Data listing:
##########

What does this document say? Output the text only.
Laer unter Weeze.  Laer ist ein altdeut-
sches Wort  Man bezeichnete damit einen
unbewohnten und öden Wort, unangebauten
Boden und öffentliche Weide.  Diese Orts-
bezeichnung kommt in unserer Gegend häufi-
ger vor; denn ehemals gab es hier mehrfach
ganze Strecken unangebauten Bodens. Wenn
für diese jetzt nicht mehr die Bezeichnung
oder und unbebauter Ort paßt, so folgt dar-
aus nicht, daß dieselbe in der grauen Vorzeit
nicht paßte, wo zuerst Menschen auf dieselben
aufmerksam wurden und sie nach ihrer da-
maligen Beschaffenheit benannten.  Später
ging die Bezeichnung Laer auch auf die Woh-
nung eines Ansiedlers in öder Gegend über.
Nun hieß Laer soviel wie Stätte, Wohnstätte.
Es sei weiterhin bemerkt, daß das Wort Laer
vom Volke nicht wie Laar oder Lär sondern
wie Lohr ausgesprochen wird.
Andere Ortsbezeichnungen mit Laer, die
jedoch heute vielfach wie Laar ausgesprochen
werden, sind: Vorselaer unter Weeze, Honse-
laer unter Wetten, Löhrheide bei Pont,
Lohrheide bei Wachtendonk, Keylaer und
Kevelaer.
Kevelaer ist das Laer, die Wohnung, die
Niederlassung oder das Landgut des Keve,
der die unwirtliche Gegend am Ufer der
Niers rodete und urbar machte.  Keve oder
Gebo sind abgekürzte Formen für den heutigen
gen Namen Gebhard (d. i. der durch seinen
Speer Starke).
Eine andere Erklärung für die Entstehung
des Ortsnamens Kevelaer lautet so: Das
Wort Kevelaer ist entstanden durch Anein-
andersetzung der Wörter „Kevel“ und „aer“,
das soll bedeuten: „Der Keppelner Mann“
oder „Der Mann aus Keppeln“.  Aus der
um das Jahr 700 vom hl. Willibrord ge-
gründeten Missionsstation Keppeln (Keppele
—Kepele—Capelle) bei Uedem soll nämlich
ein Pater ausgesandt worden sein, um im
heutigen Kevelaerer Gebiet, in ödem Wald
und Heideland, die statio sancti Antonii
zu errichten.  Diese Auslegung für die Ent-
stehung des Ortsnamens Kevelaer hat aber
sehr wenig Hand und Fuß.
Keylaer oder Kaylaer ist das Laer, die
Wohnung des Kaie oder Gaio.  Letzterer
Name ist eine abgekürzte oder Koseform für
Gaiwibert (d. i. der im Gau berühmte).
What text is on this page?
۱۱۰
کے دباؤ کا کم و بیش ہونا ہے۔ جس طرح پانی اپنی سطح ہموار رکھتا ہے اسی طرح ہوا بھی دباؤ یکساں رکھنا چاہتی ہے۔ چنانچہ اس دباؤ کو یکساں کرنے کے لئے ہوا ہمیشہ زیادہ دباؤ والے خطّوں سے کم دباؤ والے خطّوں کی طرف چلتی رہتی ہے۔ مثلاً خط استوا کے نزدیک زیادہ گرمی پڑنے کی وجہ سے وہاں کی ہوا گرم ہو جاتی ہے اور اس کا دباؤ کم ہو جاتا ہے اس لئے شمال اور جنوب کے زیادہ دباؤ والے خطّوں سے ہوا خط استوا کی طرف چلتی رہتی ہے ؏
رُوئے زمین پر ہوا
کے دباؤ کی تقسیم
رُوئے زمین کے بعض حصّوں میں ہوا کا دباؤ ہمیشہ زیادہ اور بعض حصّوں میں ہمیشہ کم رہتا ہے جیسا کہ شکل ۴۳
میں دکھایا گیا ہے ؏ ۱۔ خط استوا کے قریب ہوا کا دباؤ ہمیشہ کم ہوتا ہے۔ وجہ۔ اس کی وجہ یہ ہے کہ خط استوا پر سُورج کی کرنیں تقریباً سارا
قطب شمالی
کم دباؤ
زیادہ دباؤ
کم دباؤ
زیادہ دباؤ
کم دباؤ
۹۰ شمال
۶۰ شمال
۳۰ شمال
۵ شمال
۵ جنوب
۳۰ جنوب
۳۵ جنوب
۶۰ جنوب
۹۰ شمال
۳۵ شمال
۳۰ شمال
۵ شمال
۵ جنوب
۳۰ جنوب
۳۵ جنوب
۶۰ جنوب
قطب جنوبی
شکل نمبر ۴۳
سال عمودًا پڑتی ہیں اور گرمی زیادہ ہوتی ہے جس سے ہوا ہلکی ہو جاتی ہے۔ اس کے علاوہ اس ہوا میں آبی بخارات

##########

▶ Work required: Pull out every line of the records above that contains the word "Ortsnamens".

▶ Task result:
des Ortsnamens Kevelaer lautet so: Das
stehung des Ortsnamens Kevelaer hat aber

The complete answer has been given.